## BEGIN EXCERPT PROVIDED

Staff raids and social media hijinks: GOP infighting ramps up in Georgia Sixth

There have been staff raids, social media hijinks, scornful advertisements and bitter broadsides. That’s just the start of an escalating battle between Republicans over what could be a sole spot in a runoff to represent a suburban Atlanta district.

As the April 18 special election to replace Tom Price nears, the 11 Republicans in the scrambled field are stepping up their feuds with one another in a fight over a slice of the electorate.

At campaign stops and Republican meet-and-greets across Georgia’s 6th District, they spar over their ties to President Donald Trump and, in hushed tones, warn that their rivals don’t have what it takes to vanquish Democrat Jon Ossoff in a likely June 20 runoff.

 



 

Behind the scenes, they bicker on Twitter over hashtags and trade claims of doctoring Facebook posts and cannibalizing one another’s staffs. And on the airwaves, a roughly $5 million ad blitz includes one memorable spot that depicts the GOP front-runner as a lumbering, bejeweled elephant.

## END EXCERPT PROVIDED

Repeat the passage of the article on the Republican fight in Georgia's Sixth District from "As the April" up to and including "June 20 runoff.", substituting "quarrels" for "feuds".

## BEGIN EXTRACTED ENTRIES

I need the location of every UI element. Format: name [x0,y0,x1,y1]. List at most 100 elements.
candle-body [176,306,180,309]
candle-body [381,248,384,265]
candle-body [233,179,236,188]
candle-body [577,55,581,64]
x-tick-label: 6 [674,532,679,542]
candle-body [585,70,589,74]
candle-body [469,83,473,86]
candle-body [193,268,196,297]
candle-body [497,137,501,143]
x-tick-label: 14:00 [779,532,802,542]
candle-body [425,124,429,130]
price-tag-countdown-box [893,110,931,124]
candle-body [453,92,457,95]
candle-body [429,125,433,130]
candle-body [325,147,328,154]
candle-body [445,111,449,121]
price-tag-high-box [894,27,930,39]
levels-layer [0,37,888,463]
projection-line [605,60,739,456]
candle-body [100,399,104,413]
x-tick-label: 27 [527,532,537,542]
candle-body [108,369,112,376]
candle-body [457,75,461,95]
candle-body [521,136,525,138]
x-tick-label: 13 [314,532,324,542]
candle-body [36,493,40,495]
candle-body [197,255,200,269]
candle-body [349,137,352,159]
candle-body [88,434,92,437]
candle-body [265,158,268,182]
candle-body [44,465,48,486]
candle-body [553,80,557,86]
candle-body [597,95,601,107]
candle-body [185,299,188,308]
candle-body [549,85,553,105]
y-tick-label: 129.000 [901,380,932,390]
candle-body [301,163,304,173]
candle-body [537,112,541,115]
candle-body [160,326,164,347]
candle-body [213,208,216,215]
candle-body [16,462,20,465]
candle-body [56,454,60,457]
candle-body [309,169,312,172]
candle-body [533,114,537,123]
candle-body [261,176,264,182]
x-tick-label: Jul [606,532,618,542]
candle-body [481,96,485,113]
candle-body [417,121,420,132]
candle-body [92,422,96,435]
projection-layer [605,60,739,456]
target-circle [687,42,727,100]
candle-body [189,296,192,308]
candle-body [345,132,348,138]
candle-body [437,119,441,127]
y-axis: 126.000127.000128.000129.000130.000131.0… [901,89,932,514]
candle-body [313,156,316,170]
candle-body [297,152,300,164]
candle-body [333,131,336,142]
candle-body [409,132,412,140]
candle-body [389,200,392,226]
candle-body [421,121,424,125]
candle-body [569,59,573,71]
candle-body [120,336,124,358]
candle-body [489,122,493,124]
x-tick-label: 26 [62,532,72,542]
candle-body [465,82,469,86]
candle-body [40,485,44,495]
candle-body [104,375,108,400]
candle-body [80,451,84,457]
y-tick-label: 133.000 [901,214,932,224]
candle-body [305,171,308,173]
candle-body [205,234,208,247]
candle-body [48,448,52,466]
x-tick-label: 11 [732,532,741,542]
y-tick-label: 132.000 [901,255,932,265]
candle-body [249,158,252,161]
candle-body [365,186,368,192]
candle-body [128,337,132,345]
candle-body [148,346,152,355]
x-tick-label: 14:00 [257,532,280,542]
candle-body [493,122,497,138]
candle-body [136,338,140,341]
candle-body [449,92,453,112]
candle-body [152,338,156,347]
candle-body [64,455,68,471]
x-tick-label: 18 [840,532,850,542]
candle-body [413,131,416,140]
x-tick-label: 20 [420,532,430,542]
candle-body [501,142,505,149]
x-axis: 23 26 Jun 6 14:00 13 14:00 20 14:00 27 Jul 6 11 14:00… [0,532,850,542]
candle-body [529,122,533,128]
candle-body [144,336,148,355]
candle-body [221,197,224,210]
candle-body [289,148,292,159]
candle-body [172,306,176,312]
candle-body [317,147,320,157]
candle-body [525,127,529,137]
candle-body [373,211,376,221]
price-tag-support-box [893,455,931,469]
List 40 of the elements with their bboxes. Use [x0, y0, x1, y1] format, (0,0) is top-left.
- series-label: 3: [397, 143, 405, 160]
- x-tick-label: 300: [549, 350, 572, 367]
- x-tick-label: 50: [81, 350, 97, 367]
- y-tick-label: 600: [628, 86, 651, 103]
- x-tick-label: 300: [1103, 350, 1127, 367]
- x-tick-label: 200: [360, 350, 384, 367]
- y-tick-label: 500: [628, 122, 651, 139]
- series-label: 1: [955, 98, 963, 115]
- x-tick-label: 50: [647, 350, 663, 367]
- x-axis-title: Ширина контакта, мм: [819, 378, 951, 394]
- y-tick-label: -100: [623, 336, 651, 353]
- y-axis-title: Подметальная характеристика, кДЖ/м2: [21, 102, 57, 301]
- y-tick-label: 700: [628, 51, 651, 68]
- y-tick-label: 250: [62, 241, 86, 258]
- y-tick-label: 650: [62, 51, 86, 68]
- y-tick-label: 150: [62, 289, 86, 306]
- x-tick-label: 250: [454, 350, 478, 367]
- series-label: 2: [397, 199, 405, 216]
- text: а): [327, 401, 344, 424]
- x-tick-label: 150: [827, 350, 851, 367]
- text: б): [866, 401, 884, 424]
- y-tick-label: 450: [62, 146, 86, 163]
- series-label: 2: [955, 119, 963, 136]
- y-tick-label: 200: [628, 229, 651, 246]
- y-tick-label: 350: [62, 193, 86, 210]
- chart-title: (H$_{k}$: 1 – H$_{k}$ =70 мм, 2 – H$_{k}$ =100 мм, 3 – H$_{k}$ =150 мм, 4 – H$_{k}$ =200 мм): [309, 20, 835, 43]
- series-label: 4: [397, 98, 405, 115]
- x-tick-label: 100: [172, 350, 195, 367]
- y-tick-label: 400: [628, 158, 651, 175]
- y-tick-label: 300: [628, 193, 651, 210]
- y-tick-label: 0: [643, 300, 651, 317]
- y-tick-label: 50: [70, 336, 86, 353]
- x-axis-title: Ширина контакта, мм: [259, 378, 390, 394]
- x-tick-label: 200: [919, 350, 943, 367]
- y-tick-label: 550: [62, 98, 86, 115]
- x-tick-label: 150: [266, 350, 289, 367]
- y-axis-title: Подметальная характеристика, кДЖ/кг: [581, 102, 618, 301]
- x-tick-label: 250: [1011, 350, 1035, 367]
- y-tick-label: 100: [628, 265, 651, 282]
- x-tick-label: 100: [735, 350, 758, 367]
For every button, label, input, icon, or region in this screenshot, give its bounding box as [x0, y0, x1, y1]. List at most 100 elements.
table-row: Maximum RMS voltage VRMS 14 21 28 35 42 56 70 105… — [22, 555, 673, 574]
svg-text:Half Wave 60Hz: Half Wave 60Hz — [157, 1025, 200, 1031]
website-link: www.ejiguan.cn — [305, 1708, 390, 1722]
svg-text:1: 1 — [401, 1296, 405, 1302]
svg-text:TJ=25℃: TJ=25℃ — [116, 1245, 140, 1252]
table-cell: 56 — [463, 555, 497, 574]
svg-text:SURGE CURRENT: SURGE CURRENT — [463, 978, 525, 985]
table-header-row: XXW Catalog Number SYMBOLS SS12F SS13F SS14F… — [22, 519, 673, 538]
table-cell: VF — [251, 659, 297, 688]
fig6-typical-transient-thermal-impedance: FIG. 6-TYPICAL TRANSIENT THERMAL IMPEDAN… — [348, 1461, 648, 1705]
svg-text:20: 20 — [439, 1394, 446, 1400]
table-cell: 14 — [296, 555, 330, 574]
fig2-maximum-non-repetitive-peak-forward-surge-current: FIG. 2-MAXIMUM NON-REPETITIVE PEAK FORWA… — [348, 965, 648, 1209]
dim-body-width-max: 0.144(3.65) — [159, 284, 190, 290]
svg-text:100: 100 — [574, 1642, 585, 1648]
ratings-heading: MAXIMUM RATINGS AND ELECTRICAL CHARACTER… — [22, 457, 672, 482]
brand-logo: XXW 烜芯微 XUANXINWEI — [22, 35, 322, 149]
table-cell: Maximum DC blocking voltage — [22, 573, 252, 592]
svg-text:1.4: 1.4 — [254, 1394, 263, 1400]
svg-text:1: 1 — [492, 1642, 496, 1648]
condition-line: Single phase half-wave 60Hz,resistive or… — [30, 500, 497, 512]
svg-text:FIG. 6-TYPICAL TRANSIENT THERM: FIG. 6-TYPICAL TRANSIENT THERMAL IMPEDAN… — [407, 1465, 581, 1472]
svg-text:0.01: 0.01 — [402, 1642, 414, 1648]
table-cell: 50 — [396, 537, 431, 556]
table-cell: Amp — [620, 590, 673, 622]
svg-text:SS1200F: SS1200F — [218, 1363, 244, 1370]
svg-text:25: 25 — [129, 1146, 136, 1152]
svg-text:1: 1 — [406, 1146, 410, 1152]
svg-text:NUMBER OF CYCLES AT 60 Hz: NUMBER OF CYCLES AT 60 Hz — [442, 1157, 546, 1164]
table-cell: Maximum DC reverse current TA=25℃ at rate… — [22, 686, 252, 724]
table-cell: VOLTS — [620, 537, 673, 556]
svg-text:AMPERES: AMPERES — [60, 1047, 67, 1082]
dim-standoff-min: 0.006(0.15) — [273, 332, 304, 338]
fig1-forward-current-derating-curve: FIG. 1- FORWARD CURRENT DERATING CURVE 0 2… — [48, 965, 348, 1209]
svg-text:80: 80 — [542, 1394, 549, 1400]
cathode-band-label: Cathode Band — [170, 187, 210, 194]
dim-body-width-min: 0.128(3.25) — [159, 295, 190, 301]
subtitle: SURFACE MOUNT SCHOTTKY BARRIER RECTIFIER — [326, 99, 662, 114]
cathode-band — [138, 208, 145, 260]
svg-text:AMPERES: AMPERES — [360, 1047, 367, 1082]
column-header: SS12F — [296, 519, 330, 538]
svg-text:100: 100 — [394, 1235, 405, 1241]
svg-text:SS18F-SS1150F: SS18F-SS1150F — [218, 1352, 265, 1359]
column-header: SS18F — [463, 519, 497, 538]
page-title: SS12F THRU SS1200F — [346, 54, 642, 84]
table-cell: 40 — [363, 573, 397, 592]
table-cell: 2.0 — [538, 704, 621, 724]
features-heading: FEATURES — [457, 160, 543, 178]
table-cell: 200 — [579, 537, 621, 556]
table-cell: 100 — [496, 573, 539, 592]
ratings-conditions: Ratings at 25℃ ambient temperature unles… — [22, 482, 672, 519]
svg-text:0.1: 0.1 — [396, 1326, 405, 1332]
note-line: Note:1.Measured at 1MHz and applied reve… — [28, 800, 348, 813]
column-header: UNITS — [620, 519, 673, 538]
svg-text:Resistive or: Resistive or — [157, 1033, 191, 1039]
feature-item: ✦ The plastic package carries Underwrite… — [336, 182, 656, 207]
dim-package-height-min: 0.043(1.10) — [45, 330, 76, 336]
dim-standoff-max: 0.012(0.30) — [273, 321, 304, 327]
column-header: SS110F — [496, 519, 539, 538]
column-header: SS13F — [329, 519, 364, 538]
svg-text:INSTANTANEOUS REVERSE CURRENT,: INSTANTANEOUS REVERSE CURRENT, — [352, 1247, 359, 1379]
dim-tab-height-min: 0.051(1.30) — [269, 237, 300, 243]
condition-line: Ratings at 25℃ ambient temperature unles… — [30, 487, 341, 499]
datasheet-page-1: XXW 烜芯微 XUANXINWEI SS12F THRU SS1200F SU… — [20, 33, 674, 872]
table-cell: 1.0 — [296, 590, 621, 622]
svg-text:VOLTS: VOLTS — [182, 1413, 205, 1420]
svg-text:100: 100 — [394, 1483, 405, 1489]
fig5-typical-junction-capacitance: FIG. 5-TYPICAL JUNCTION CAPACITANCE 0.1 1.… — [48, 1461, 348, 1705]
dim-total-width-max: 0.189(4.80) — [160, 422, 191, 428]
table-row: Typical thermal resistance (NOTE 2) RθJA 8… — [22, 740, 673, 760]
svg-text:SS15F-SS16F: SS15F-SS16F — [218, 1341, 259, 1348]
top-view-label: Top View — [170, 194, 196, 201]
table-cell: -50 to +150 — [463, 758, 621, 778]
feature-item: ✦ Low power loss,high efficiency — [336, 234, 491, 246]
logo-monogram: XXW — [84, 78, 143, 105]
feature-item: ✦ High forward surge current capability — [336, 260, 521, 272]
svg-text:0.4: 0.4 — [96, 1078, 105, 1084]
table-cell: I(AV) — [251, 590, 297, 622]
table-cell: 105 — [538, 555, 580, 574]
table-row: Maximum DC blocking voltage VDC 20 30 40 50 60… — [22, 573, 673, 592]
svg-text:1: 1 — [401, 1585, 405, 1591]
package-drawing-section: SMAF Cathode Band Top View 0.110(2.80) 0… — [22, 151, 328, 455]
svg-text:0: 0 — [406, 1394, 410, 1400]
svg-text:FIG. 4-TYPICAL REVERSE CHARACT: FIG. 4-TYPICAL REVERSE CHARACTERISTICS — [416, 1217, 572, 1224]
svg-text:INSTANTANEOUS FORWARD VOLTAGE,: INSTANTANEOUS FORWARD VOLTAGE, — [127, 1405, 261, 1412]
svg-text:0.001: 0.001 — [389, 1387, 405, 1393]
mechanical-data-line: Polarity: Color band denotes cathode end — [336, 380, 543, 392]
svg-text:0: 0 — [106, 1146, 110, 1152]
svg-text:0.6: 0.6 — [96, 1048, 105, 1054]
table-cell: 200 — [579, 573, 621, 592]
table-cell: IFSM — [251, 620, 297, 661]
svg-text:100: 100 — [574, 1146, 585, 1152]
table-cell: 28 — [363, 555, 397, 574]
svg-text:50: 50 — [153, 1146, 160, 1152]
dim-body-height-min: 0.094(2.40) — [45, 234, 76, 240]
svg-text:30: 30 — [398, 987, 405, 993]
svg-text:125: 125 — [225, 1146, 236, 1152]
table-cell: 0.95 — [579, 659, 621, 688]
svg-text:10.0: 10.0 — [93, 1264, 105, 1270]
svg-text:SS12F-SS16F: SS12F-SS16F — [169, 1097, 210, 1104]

## END EXTRACTED ENTRIES

▶ FINISHED TASK:
As the April 18 special election to replace Tom Price nears, the 11 Republicans in the scrambled field are stepping up their quarrels with one another in a fight over a slice of the electorate.

At campaign stops and Republican meet-and-greets across Georgia’s 6th District, they spar over their ties to President Donald Trump and, in hushed tones, warn that their rivals don’t have what it takes to vanquish Democrat Jon Ossoff in a likely June 20 runoff.